## Your task
Copy out the complete listing, word for word.

---

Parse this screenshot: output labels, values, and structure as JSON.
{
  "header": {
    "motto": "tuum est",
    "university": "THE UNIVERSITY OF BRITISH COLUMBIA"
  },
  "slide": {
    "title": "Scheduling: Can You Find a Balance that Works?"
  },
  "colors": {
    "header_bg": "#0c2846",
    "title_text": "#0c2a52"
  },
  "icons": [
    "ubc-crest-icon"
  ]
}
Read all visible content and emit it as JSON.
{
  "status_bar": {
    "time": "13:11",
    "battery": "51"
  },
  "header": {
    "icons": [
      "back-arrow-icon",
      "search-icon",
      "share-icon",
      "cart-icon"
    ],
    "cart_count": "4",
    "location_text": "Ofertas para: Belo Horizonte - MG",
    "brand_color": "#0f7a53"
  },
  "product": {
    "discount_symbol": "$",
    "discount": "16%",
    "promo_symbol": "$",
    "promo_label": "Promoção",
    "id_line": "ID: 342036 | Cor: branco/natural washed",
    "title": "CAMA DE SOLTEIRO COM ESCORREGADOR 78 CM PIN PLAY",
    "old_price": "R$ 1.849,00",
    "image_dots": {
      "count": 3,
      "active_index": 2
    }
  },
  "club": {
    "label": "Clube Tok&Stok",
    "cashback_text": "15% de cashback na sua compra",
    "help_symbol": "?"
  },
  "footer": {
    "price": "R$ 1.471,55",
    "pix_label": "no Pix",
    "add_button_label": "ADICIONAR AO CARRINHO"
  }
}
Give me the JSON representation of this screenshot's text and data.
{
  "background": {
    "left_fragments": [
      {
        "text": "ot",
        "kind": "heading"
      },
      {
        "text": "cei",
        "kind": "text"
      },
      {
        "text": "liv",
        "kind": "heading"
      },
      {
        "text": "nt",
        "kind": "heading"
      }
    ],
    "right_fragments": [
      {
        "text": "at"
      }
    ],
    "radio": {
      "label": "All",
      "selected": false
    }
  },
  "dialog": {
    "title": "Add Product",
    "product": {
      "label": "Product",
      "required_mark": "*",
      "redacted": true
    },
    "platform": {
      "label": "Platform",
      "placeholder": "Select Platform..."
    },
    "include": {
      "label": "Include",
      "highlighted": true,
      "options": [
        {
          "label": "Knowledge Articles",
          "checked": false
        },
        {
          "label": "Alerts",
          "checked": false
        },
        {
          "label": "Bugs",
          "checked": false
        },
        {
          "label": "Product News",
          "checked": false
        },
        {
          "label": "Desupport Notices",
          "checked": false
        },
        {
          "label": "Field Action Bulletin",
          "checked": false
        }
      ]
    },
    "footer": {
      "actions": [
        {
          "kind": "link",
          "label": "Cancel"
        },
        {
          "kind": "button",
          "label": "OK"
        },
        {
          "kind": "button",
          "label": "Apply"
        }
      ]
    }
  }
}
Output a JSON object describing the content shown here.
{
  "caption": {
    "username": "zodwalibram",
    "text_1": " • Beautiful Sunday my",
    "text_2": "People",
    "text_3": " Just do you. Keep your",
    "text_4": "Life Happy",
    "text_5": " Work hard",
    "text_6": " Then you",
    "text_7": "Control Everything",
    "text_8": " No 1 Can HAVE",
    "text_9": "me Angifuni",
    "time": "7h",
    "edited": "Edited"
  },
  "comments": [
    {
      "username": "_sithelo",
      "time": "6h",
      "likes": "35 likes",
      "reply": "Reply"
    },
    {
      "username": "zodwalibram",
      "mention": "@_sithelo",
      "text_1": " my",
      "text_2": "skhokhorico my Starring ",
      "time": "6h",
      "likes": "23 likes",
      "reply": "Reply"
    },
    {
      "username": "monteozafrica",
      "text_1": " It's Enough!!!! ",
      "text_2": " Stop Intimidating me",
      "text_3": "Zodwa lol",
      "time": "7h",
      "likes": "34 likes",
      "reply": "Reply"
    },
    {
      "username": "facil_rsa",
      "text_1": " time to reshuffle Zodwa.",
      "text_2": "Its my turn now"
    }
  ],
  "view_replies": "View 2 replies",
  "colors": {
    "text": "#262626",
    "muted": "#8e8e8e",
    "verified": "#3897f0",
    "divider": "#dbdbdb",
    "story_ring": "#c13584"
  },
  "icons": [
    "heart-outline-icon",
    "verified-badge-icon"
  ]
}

---

## Exercise output
Parse this screenshot: output labels, values, and structure as JSON.
{
  "header": {
    "motto": "tuum est",
    "university": "THE UNIVERSITY OF BRITISH COLUMBIA"
  },
  "slide": {
    "title": "Scheduling: Can You Find a Balance that Works?"
  },
  "colors": {
    "header_bg": "#0c2846",
    "title_text": "#0c2a52"
  },
  "icons": [
    "ubc-crest-icon"
  ]
}
Read all visible content and emit it as JSON.
{
  "status_bar": {
    "time": "13:11",
    "battery": "51"
  },
  "header": {
    "icons": [
      "back-arrow-icon",
      "search-icon",
      "share-icon",
      "cart-icon"
    ],
    "cart_count": "4",
    "location_text": "Ofertas para: Belo Horizonte - MG",
    "brand_color": "#0f7a53"
  },
  "product": {
    "discount_symbol": "$",
    "discount": "16%",
    "promo_symbol": "$",
    "promo_label": "Promoção",
    "id_line": "ID: 342036 | Cor: branco/natural washed",
    "title": "CAMA DE SOLTEIRO COM ESCORREGADOR 78 CM PIN PLAY",
    "old_price": "R$ 1.849,00",
    "image_dots": {
      "count": 3,
      "active_index": 2
    }
  },
  "club": {
    "label": "Clube Tok&Stok",
    "cashback_text": "15% de cashback na sua compra",
    "help_symbol": "?"
  },
  "footer": {
    "price": "R$ 1.471,55",
    "pix_label": "no Pix",
    "add_button_label": "ADICIONAR AO CARRINHO"
  }
}
Give me the JSON representation of this screenshot's text and data.
{
  "background": {
    "left_fragments": [
      {
        "text": "ot",
        "kind": "heading"
      },
      {
        "text": "cei",
        "kind": "text"
      },
      {
        "text": "liv",
        "kind": "heading"
      },
      {
        "text": "nt",
        "kind": "heading"
      }
    ],
    "right_fragments": [
      {
        "text": "at"
      }
    ],
    "radio": {
      "label": "All",
      "selected": false
    }
  },
  "dialog": {
    "title": "Add Product",
    "product": {
      "label": "Product",
      "required_mark": "*",
      "redacted": true
    },
    "platform": {
      "label": "Platform",
      "placeholder": "Select Platform..."
    },
    "include": {
      "label": "Include",
      "highlighted": true,
      "options": [
        {
          "label": "Knowledge Articles",
          "checked": false
        },
        {
          "label": "Alerts",
          "checked": false
        },
        {
          "label": "Bugs",
          "checked": false
        },
        {
          "label": "Product News",
          "checked": false
        },
        {
          "label": "Desupport Notices",
          "checked": false
        },
        {
          "label": "Field Action Bulletin",
          "checked": false
        }
      ]
    },
    "footer": {
      "actions": [
        {
          "kind": "link",
          "label": "Cancel"
        },
        {
          "kind": "button",
          "label": "OK"
        },
        {
          "kind": "button",
          "label": "Apply"
        }
      ]
    }
  }
}
Output a JSON object describing the content shown here.
{
  "caption": {
    "username": "zodwalibram",
    "text_1": " • Beautiful Sunday my",
    "text_2": "People",
    "text_3": " Just do you. Keep your",
    "text_4": "Life Happy",
    "text_5": " Work hard",
    "text_6": " Then you",
    "text_7": "Control Everything",
    "text_8": " No 1 Can HAVE",
    "text_9": "me Angifuni",
    "time": "7h",
    "edited": "Edited"
  },
  "comments": [
    {
      "username": "_sithelo",
      "time": "6h",
      "likes": "35 likes",
      "reply": "Reply"
    },
    {
      "username": "zodwalibram",
      "mention": "@_sithelo",
      "text_1": " my",
      "text_2": "skhokhorico my Starring ",
      "time": "6h",
      "likes": "23 likes",
      "reply": "Reply"
    },
    {
      "username": "monteozafrica",
      "text_1": " It's Enough!!!! ",
      "text_2": " Stop Intimidating me",
      "text_3": "Zodwa lol",
      "time": "7h",
      "likes": "34 likes",
      "reply": "Reply"
    },
    {
      "username": "facil_rsa",
      "text_1": " time to reshuffle Zodwa.",
      "text_2": "Its my turn now"
    }
  ],
  "view_replies": "View 2 replies",
  "colors": {
    "text": "#262626",
    "muted": "#8e8e8e",
    "verified": "#3897f0",
    "divider": "#dbdbdb",
    "story_ring": "#c13584"
  },
  "icons": [
    "heart-outline-icon",
    "verified-badge-icon"
  ]
}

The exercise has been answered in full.